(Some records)
++++++++
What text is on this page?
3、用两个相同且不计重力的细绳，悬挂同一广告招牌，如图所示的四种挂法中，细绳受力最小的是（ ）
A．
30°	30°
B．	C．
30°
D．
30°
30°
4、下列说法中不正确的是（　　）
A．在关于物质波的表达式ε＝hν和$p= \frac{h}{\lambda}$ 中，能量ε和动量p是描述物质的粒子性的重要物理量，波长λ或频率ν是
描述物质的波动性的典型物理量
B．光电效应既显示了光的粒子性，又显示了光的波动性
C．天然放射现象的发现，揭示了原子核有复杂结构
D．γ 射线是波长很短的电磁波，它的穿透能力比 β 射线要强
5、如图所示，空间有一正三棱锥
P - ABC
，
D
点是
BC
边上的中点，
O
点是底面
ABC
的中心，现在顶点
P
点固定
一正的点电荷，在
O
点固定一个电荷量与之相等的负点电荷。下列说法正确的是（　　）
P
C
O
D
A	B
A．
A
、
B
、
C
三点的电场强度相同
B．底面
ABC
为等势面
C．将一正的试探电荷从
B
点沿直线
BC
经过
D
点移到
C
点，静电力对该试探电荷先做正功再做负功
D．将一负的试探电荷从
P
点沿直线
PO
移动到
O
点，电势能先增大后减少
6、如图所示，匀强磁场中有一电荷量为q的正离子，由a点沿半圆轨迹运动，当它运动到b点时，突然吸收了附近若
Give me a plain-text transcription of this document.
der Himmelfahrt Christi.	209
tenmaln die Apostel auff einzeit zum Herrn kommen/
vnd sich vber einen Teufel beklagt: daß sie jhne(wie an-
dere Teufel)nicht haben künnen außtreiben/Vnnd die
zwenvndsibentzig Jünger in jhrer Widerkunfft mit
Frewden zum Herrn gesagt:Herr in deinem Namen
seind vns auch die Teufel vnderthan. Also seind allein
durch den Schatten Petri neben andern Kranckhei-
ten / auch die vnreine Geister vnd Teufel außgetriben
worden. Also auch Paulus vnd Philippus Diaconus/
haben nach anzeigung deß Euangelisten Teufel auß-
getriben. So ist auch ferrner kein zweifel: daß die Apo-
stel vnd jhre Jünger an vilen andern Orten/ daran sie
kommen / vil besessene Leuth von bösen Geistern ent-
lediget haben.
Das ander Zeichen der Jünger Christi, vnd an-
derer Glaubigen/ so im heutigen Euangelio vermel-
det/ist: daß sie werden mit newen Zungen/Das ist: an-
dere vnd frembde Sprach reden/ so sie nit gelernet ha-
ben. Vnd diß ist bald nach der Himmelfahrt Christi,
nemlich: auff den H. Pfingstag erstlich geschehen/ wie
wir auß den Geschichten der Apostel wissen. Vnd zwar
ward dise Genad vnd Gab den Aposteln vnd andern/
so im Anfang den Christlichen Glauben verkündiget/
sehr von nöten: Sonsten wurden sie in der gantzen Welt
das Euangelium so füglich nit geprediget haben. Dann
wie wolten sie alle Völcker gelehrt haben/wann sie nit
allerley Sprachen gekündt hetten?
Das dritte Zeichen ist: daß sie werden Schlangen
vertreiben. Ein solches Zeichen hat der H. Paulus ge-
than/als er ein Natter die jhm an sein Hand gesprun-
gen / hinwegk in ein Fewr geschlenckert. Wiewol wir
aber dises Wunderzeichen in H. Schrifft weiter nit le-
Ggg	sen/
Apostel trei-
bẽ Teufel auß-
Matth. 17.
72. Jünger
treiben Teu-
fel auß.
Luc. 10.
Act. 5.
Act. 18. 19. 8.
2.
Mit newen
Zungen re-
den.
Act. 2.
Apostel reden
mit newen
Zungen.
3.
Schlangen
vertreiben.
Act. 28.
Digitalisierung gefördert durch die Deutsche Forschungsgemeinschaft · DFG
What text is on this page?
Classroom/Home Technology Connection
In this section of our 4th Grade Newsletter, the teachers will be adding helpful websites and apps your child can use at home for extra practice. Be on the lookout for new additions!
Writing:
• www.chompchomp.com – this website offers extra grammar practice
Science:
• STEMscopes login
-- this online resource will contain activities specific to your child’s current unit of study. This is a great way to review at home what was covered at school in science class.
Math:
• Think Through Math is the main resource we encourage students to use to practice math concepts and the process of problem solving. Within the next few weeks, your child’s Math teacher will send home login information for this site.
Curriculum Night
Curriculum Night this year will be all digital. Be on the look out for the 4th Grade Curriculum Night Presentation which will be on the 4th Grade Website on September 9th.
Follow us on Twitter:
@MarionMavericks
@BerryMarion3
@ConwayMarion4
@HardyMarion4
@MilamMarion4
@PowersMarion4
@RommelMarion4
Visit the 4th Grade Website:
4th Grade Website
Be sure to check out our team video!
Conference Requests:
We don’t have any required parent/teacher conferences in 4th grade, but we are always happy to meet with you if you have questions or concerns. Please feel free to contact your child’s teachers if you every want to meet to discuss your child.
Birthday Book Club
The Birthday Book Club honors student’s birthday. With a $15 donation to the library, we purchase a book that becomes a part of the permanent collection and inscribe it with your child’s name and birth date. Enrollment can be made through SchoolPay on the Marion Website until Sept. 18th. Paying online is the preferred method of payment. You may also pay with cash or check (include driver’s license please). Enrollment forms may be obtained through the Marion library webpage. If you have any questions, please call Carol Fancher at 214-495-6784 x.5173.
++++++++
### GOAL OF THE EXERCISE
Print the records above in full, exactly.

### REPLY
What text is on this page?
3、用两个相同且不计重力的细绳，悬挂同一广告招牌，如图所示的四种挂法中，细绳受力最小的是（ ）
A．
30°	30°
B．	C．
30°
D．
30°
30°
4、下列说法中不正确的是（　　）
A．在关于物质波的表达式ε＝hν和$p= \frac{h}{\lambda}$ 中，能量ε和动量p是描述物质的粒子性的重要物理量，波长λ或频率ν是
描述物质的波动性的典型物理量
B．光电效应既显示了光的粒子性，又显示了光的波动性
C．天然放射现象的发现，揭示了原子核有复杂结构
D．γ 射线是波长很短的电磁波，它的穿透能力比 β 射线要强
5、如图所示，空间有一正三棱锥
P - ABC
，
D
点是
BC
边上的中点，
O
点是底面
ABC
的中心，现在顶点
P
点固定
一正的点电荷，在
O
点固定一个电荷量与之相等的负点电荷。下列说法正确的是（　　）
P
C
O
D
A	B
A．
A
、
B
、
C
三点的电场强度相同
B．底面
ABC
为等势面
C．将一正的试探电荷从
B
点沿直线
BC
经过
D
点移到
C
点，静电力对该试探电荷先做正功再做负功
D．将一负的试探电荷从
P
点沿直线
PO
移动到
O
点，电势能先增大后减少
6、如图所示，匀强磁场中有一电荷量为q的正离子，由a点沿半圆轨迹运动，当它运动到b点时，突然吸收了附近若
Give me a plain-text transcription of this document.
der Himmelfahrt Christi.	209
tenmaln die Apostel auff einzeit zum Herrn kommen/
vnd sich vber einen Teufel beklagt: daß sie jhne(wie an-
dere Teufel)nicht haben künnen außtreiben/Vnnd die
zwenvndsibentzig Jünger in jhrer Widerkunfft mit
Frewden zum Herrn gesagt:Herr in deinem Namen
seind vns auch die Teufel vnderthan. Also seind allein
durch den Schatten Petri neben andern Kranckhei-
ten / auch die vnreine Geister vnd Teufel außgetriben
worden. Also auch Paulus vnd Philippus Diaconus/
haben nach anzeigung deß Euangelisten Teufel auß-
getriben. So ist auch ferrner kein zweifel: daß die Apo-
stel vnd jhre Jünger an vilen andern Orten/ daran sie
kommen / vil besessene Leuth von bösen Geistern ent-
lediget haben.
Das ander Zeichen der Jünger Christi, vnd an-
derer Glaubigen/ so im heutigen Euangelio vermel-
det/ist: daß sie werden mit newen Zungen/Das ist: an-
dere vnd frembde Sprach reden/ so sie nit gelernet ha-
ben. Vnd diß ist bald nach der Himmelfahrt Christi,
nemlich: auff den H. Pfingstag erstlich geschehen/ wie
wir auß den Geschichten der Apostel wissen. Vnd zwar
ward dise Genad vnd Gab den Aposteln vnd andern/
so im Anfang den Christlichen Glauben verkündiget/
sehr von nöten: Sonsten wurden sie in der gantzen Welt
das Euangelium so füglich nit geprediget haben. Dann
wie wolten sie alle Völcker gelehrt haben/wann sie nit
allerley Sprachen gekündt hetten?
Das dritte Zeichen ist: daß sie werden Schlangen
vertreiben. Ein solches Zeichen hat der H. Paulus ge-
than/als er ein Natter die jhm an sein Hand gesprun-
gen / hinwegk in ein Fewr geschlenckert. Wiewol wir
aber dises Wunderzeichen in H. Schrifft weiter nit le-
Ggg	sen/
Apostel trei-
bẽ Teufel auß-
Matth. 17.
72. Jünger
treiben Teu-
fel auß.
Luc. 10.
Act. 5.
Act. 18. 19. 8.
2.
Mit newen
Zungen re-
den.
Act. 2.
Apostel reden
mit newen
Zungen.
3.
Schlangen
vertreiben.
Act. 28.
Digitalisierung gefördert durch die Deutsche Forschungsgemeinschaft · DFG
What text is on this page?
Classroom/Home Technology Connection
In this section of our 4th Grade Newsletter, the teachers will be adding helpful websites and apps your child can use at home for extra practice. Be on the lookout for new additions!
Writing:
• www.chompchomp.com – this website offers extra grammar practice
Science:
• STEMscopes login
-- this online resource will contain activities specific to your child’s current unit of study. This is a great way to review at home what was covered at school in science class.
Math:
• Think Through Math is the main resource we encourage students to use to practice math concepts and the process of problem solving. Within the next few weeks, your child’s Math teacher will send home login information for this site.
Curriculum Night
Curriculum Night this year will be all digital. Be on the look out for the 4th Grade Curriculum Night Presentation which will be on the 4th Grade Website on September 9th.
Follow us on Twitter:
@MarionMavericks
@BerryMarion3
@ConwayMarion4
@HardyMarion4
@MilamMarion4
@PowersMarion4
@RommelMarion4
Visit the 4th Grade Website:
4th Grade Website
Be sure to check out our team video!
Conference Requests:
We don’t have any required parent/teacher conferences in 4th grade, but we are always happy to meet with you if you have questions or concerns. Please feel free to contact your child’s teachers if you every want to meet to discuss your child.
Birthday Book Club
The Birthday Book Club honors student’s birthday. With a $15 donation to the library, we purchase a book that becomes a part of the permanent collection and inscribe it with your child’s name and birth date. Enrollment can be made through SchoolPay on the Marion Website until Sept. 18th. Paying online is the preferred method of payment. You may also pay with cash or check (include driver’s license please). Enrollment forms may be obtained through the Marion library webpage. If you have any questions, please call Carol Fancher at 214-495-6784 x.5173.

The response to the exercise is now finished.